Re: Proposal: New Page Tag
Hakon Lie (howcome@www10.w3.org)
Mon, 23 Dec 1996 17:01:39 +0100 (MET)
Date: Mon, 23 Dec 1996 17:01:39 +0100 (MET)
Message-Id: <199612231601.RAA17781@www4.inria.fr>
To: Peter Flynn <pflynn@curia.ucc.ie>
Cc: www-html@www10.w3.org
Subject: Re: Proposal: New Page Tag
In-Reply-To: <199612231138.LAA22739@curia.ucc.ie>
<199612231138.LAA22739@curia.ucc.ie>
From: Hakon Lie <howcome@www10.w3.org>
Peter Flynn writes:
> I do agree that I a page tag would mean something that is not
> independent of the output device it was designed for. This is why
> I mentioned a prefered page break. Though if the web browsers could
> be as well behaved as SGML programs and break, just before an <H1>,
> then I would be happy.
>
> This is exactly what Panorama Pro does. Uses a stylesheet.
Support for printing was cut from CSS level 1 to speed its
acceptance. It has now become a W3C recommendation [1] and we can look
into ways to extend it. I enclose a draft for two new properties that
hopefully whould accomplish what people are asking for. Comments
welcome.

Short exercise 1 ::
Answer these questions using the message.
(a) On what date was the message sent?
(b) According to the quoted line beginning "This is exactly what", which program uses a stylesheet?
(c) How many new properties does the enclosed draft cover?
Short exercise 2 ::
Copy out the part of the message starting with "Message-Id: <199612231601.RAA17781@www4.inria.fr>" and going on through "would be happy.".

Element location listings:

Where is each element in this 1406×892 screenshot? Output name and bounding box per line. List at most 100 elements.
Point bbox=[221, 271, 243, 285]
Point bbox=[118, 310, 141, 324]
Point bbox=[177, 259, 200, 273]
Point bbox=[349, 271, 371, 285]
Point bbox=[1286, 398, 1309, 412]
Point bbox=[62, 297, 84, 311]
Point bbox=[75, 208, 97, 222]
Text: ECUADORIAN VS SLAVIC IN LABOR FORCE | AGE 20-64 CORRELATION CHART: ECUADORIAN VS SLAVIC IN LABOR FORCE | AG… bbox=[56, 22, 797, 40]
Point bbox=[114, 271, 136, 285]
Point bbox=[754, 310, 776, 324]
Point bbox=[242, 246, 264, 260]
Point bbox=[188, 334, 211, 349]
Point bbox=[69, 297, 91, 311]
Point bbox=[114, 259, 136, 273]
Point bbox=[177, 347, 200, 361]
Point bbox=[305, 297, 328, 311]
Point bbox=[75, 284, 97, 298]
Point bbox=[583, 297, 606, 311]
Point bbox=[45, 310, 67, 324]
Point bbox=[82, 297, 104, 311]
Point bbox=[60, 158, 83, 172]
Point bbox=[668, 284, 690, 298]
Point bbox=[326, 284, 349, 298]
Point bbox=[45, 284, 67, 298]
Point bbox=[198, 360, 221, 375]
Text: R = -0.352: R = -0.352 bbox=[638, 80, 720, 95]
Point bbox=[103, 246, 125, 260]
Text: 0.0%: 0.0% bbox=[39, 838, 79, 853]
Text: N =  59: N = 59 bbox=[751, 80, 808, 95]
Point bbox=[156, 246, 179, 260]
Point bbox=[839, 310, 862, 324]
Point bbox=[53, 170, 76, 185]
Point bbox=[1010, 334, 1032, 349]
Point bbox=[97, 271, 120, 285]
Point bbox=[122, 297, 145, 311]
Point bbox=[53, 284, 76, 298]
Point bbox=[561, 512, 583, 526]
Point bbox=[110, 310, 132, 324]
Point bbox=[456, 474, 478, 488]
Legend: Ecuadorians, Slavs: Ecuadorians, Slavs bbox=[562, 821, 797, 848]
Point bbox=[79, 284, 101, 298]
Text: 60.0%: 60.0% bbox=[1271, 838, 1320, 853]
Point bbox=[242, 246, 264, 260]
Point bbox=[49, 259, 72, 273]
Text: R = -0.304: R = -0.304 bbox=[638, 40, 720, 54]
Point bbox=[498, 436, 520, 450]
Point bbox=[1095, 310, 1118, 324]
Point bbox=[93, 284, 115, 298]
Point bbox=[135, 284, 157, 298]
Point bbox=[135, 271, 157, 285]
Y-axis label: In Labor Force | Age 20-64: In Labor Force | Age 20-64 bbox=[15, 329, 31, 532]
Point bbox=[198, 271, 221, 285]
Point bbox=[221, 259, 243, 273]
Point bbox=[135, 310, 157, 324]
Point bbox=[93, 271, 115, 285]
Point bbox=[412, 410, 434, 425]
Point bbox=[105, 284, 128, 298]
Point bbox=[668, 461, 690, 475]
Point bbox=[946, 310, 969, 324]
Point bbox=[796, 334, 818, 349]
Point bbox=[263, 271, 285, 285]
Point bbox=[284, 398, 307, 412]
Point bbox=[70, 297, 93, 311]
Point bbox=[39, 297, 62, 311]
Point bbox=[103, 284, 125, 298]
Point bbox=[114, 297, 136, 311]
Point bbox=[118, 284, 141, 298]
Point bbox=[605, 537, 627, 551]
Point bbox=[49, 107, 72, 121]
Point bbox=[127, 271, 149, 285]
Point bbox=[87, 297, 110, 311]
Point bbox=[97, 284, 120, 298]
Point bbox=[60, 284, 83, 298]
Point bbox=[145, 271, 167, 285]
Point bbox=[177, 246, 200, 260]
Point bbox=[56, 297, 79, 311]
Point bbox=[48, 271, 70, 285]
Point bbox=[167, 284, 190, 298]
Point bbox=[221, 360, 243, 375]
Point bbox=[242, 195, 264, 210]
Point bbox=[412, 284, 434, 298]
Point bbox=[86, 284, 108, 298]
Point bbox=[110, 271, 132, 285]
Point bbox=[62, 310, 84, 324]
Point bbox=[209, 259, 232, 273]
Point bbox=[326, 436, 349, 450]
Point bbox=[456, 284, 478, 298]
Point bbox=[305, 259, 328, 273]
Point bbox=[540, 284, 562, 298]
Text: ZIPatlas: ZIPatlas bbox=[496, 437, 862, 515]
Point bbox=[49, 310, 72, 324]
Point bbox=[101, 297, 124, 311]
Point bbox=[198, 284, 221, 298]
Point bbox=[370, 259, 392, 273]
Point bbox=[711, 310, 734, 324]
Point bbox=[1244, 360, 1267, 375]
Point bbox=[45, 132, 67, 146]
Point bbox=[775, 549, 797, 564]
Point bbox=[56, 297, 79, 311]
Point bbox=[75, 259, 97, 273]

Correct response 1 ::
(a) Monday, December 23, 1996
(b) Panorama Pro
(c) Two

Correct response 2 ::
Message-Id: <199612231601.RAA17781@www4.inria.fr>
To: Peter Flynn <pflynn@curia.ucc.ie>
Cc: www-html@www10.w3.org
Subject: Re: Proposal: New Page Tag
In-Reply-To: <199612231138.LAA22739@curia.ucc.ie>
<199612231138.LAA22739@curia.ucc.ie>
From: Hakon Lie <howcome@www10.w3.org>
Peter Flynn writes:
> I do agree that I a page tag would mean something that is not
> independent of the output device it was designed for. This is why
> I mentioned a prefered page break. Though if the web browsers could
> be as well behaved as SGML programs and break, just before an <H1>,
> then I would be happy.